DATASET RECORDS:
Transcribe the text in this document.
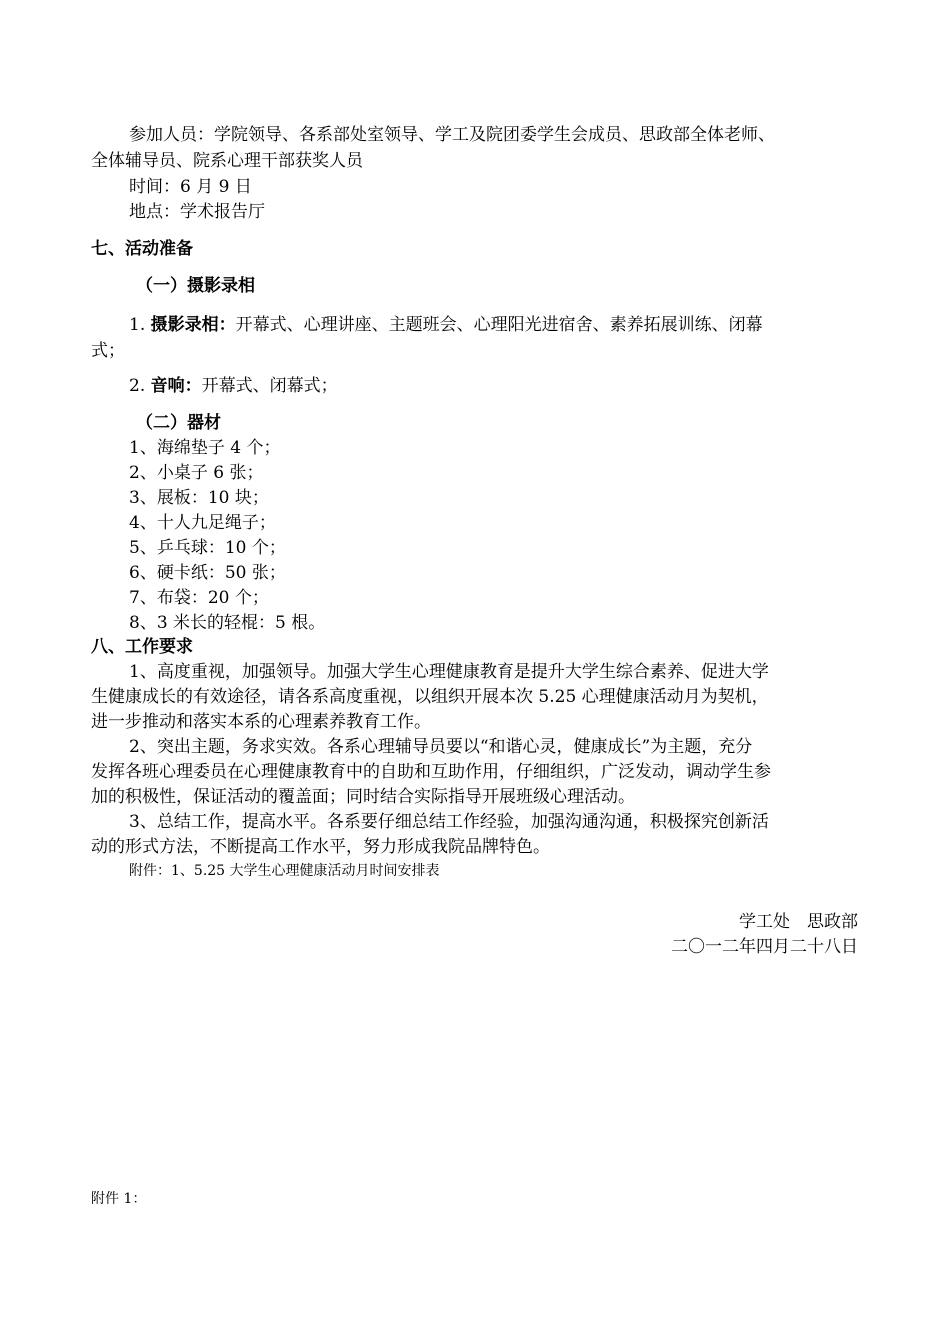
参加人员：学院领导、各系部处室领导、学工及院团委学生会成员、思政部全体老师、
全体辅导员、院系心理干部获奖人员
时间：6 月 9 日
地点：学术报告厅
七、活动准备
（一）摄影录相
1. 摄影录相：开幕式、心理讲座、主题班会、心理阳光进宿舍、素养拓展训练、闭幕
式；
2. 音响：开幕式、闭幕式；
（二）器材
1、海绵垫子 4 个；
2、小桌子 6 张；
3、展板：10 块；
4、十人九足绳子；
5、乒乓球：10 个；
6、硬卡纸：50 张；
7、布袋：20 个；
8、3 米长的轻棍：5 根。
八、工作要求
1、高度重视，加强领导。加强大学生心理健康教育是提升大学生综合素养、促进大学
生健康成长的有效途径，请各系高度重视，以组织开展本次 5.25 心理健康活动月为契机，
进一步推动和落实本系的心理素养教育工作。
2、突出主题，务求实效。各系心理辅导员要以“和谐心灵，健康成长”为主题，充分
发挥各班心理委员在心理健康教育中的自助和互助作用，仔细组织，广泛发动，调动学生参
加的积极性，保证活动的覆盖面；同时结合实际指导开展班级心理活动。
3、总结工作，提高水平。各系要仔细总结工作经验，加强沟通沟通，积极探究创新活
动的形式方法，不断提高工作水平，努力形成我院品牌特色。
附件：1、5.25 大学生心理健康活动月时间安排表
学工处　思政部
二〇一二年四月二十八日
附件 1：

EXERCISE:
Show the lines of the data that hold the word "摄影录相".

COMPLETE RESPONSE:
（一）摄影录相
1. 摄影录相：开幕式、心理讲座、主题班会、心理阳光进宿舍、素养拓展训练、闭幕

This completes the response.